### Extracted material

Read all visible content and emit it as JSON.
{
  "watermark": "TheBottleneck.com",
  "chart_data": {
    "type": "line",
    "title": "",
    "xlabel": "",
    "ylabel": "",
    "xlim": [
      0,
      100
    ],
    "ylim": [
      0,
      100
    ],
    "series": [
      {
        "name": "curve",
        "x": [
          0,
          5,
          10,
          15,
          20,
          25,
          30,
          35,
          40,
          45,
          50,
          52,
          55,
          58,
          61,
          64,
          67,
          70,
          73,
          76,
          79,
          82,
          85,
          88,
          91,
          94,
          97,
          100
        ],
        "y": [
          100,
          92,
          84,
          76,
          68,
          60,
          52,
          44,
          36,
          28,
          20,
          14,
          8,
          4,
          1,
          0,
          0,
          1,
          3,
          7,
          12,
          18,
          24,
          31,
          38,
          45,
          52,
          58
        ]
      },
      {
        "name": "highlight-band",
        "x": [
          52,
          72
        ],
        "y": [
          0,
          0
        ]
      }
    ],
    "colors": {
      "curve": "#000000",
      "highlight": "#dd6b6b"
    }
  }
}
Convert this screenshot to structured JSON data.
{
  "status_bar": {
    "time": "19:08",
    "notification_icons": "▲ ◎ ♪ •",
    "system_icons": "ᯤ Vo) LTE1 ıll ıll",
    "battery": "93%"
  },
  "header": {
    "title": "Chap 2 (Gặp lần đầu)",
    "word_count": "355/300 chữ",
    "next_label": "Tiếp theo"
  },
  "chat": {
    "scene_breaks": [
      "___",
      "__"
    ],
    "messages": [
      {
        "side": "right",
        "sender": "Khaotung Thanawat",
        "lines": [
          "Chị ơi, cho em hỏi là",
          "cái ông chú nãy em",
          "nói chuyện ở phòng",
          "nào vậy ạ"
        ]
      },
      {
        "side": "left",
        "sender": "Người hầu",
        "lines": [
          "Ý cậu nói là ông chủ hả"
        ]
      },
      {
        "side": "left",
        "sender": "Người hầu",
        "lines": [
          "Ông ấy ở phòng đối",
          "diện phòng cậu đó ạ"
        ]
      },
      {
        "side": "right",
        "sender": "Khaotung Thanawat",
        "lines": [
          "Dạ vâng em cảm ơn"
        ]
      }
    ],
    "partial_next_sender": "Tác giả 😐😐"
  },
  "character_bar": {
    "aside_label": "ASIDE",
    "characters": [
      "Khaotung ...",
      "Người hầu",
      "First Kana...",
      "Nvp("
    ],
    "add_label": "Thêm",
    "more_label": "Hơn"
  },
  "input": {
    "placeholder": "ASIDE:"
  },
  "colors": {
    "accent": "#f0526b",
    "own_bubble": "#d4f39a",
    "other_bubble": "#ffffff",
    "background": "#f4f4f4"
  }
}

### Task statement
Give the number of lines above that hold the word "highlight", and nothing more.

### Answer for the task
2